AVAILABLE DATA:
--- begin ---
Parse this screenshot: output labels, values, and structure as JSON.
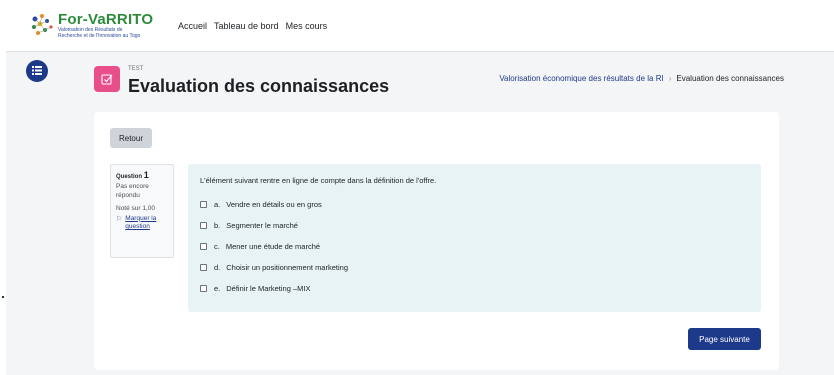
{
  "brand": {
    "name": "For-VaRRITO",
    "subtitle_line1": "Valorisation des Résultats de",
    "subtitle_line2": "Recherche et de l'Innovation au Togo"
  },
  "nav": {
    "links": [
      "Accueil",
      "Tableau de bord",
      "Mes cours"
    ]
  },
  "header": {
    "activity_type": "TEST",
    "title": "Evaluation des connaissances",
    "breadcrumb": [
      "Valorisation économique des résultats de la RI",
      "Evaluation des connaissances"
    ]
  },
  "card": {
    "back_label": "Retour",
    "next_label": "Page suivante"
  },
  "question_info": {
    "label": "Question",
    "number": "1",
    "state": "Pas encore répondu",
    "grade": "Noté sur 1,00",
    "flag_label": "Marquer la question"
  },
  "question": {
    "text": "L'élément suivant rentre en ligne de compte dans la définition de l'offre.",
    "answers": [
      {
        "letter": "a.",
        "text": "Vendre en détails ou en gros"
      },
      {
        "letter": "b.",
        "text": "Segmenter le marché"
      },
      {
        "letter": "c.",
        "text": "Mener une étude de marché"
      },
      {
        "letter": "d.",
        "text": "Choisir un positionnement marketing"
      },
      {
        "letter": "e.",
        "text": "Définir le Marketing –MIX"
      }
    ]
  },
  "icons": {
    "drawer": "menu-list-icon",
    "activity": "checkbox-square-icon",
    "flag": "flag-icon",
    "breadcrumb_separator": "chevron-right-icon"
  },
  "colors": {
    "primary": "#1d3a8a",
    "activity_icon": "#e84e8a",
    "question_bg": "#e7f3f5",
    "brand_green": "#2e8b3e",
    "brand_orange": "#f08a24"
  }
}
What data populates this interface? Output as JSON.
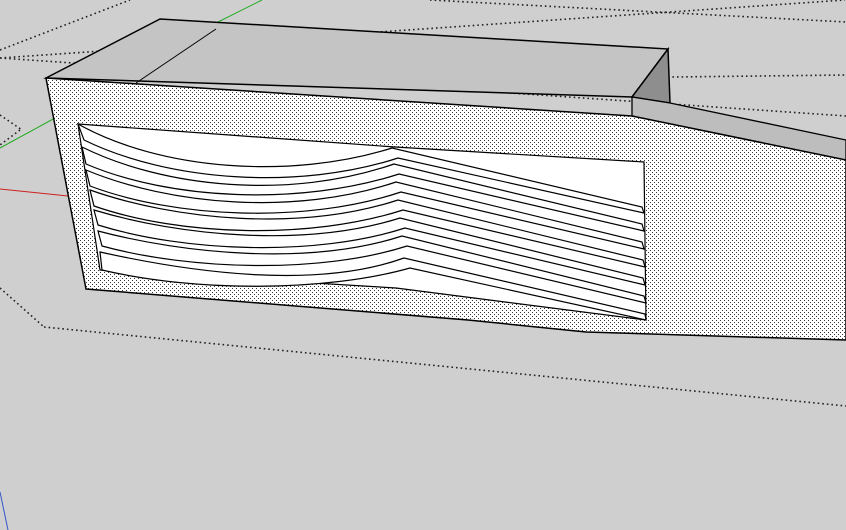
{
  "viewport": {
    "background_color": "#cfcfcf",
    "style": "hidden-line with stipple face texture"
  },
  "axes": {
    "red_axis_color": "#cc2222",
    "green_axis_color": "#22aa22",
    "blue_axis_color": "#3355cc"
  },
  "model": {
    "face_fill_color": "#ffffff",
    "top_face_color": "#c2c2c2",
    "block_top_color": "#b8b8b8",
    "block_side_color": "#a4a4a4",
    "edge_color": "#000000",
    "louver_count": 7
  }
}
--- end ---
--- begin ---
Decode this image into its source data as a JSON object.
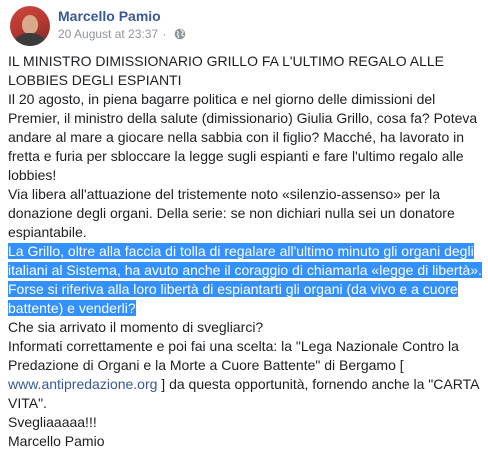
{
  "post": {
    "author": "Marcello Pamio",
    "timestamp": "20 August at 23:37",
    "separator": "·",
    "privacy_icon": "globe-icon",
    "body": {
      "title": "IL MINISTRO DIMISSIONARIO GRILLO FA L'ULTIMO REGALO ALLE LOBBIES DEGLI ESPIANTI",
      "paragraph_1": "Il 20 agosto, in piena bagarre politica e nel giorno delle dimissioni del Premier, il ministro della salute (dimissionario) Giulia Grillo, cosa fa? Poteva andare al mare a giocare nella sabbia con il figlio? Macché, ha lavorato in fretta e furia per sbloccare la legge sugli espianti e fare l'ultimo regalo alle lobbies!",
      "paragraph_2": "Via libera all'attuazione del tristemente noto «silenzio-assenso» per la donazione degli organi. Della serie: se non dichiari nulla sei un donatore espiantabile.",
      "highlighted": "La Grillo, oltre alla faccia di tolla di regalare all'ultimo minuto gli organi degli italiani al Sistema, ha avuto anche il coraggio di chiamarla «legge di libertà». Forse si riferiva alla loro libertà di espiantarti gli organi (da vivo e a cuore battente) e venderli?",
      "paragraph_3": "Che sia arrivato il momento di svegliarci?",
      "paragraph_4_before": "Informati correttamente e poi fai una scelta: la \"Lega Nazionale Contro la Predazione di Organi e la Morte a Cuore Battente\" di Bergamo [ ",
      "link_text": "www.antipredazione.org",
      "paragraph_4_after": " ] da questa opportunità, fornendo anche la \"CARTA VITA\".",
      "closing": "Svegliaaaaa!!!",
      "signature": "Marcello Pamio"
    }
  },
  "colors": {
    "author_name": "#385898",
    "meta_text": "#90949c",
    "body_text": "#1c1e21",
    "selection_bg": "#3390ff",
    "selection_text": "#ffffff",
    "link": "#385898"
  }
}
--- end ---
EXERCISE PROMPT: Read through the data and copy every line where "JSON" shows up.

ANSWER TO THIS EXERCISE:
Parse this screenshot: output labels, values, and structure as JSON.
What data populates this interface? Output as JSON.
Decode this image into its source data as a JSON object.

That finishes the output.